Output every line of the material exactly, omitting images.
::::
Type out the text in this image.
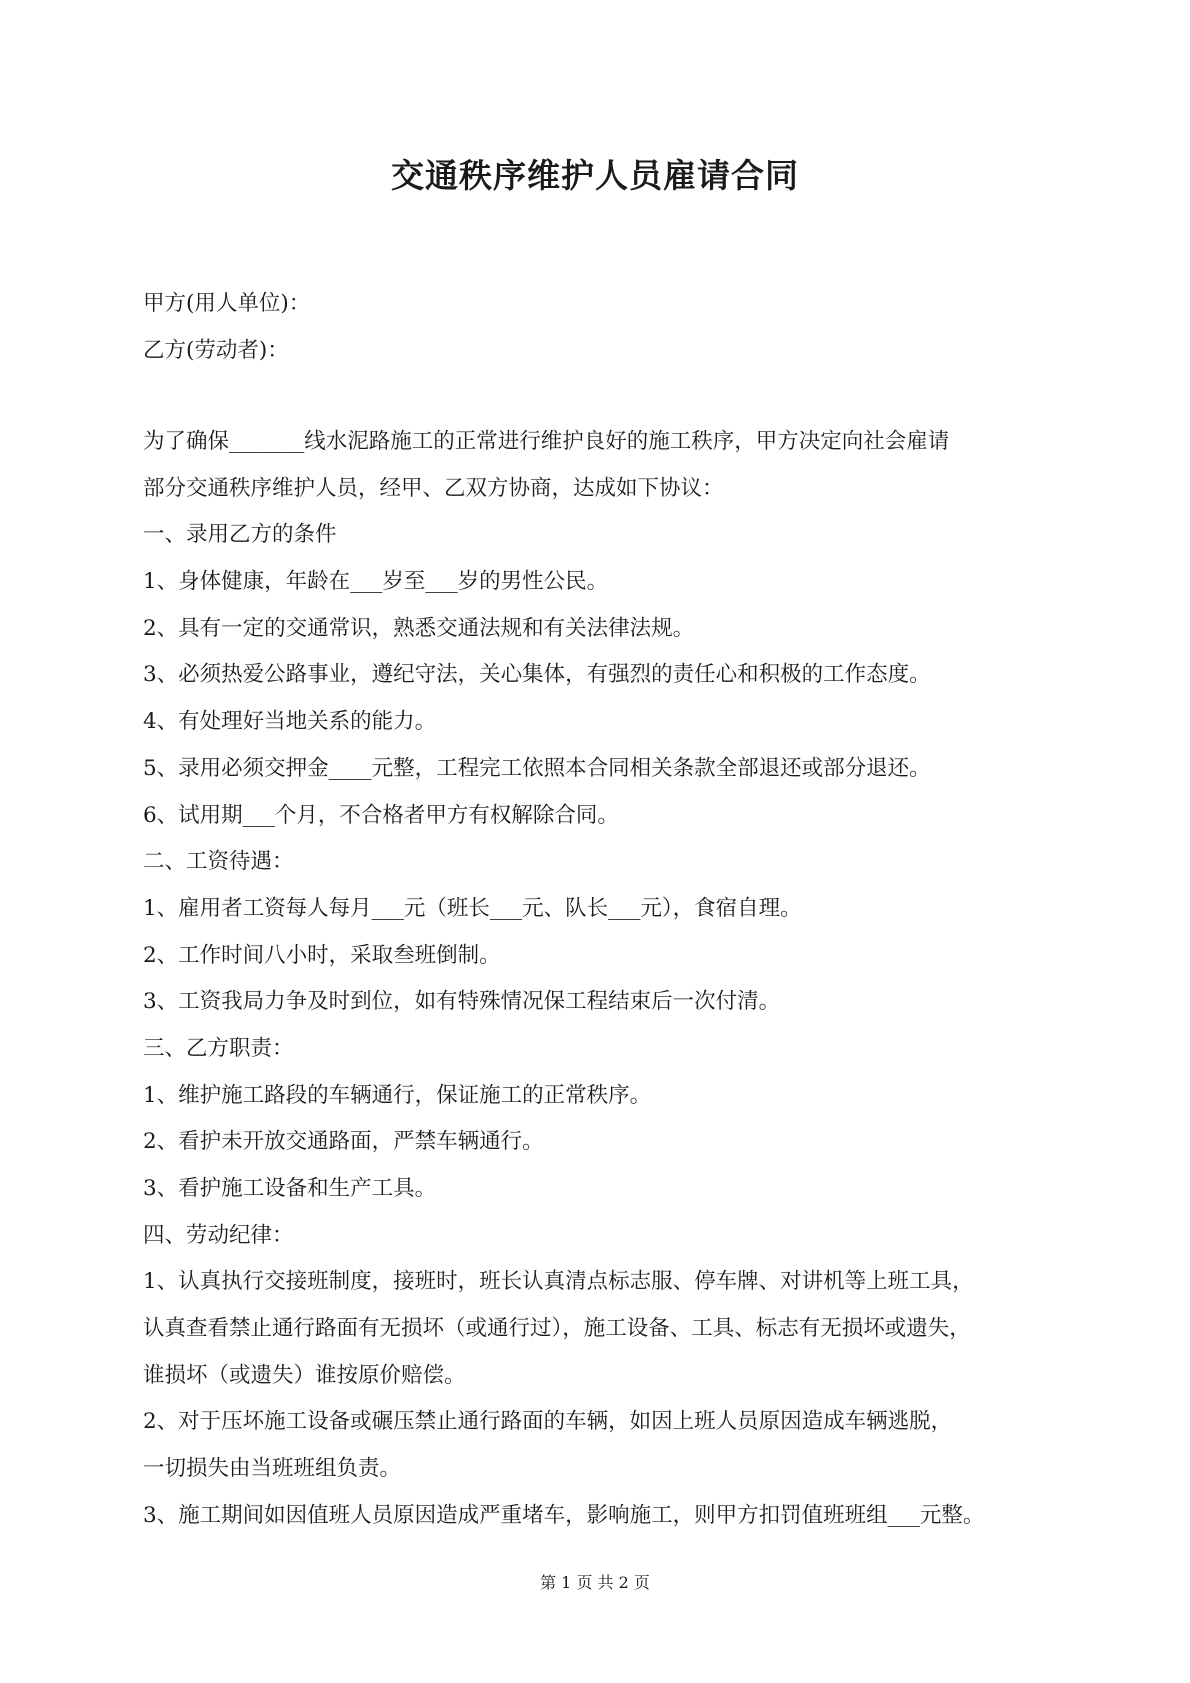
交通秩序维护人员雇请合同

甲方(用人单位)：

乙方(劳动者)：

为了确保_______线水泥路施工的正常进行维护良好的施工秩序，甲方决定向社会雇请

部分交通秩序维护人员，经甲、乙双方协商，达成如下协议：

一、录用乙方的条件

1、身体健康，年龄在___岁至___岁的男性公民。

2、具有一定的交通常识，熟悉交通法规和有关法律法规。

3、必须热爱公路事业，遵纪守法，关心集体，有强烈的责任心和积极的工作态度。

4、有处理好当地关系的能力。

5、录用必须交押金____元整，工程完工依照本合同相关条款全部退还或部分退还。

6、试用期___个月，不合格者甲方有权解除合同。

二、工资待遇：

1、雇用者工资每人每月___元（班长___元、队长___元），食宿自理。

2、工作时间八小时，采取叁班倒制。

3、工资我局力争及时到位，如有特殊情况保工程结束后一次付清。

三、乙方职责：

1、维护施工路段的车辆通行，保证施工的正常秩序。

2、看护未开放交通路面，严禁车辆通行。

3、看护施工设备和生产工具。

四、劳动纪律：

1、认真执行交接班制度，接班时，班长认真清点标志服、停车牌、对讲机等上班工具，

认真查看禁止通行路面有无损坏（或通行过），施工设备、工具、标志有无损坏或遗失，

谁损坏（或遗失）谁按原价赔偿。

2、对于压坏施工设备或碾压禁止通行路面的车辆，如因上班人员原因造成车辆逃脱，

一切损失由当班班组负责。

3、施工期间如因值班人员原因造成严重堵车，影响施工，则甲方扣罚值班班组___元整。

第 1 页 共 2 页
::::
> Finished answer
Type out the text in this image.
交通秩序维护人员雇请合同

甲方(用人单位)：

乙方(劳动者)：

为了确保_______线水泥路施工的正常进行维护良好的施工秩序，甲方决定向社会雇请

部分交通秩序维护人员，经甲、乙双方协商，达成如下协议：

一、录用乙方的条件

1、身体健康，年龄在___岁至___岁的男性公民。

2、具有一定的交通常识，熟悉交通法规和有关法律法规。

3、必须热爱公路事业，遵纪守法，关心集体，有强烈的责任心和积极的工作态度。

4、有处理好当地关系的能力。

5、录用必须交押金____元整，工程完工依照本合同相关条款全部退还或部分退还。

6、试用期___个月，不合格者甲方有权解除合同。

二、工资待遇：

1、雇用者工资每人每月___元（班长___元、队长___元），食宿自理。

2、工作时间八小时，采取叁班倒制。

3、工资我局力争及时到位，如有特殊情况保工程结束后一次付清。

三、乙方职责：

1、维护施工路段的车辆通行，保证施工的正常秩序。

2、看护未开放交通路面，严禁车辆通行。

3、看护施工设备和生产工具。

四、劳动纪律：

1、认真执行交接班制度，接班时，班长认真清点标志服、停车牌、对讲机等上班工具，

认真查看禁止通行路面有无损坏（或通行过），施工设备、工具、标志有无损坏或遗失，

谁损坏（或遗失）谁按原价赔偿。

2、对于压坏施工设备或碾压禁止通行路面的车辆，如因上班人员原因造成车辆逃脱，

一切损失由当班班组负责。

3、施工期间如因值班人员原因造成严重堵车，影响施工，则甲方扣罚值班班组___元整。

第 1 页 共 2 页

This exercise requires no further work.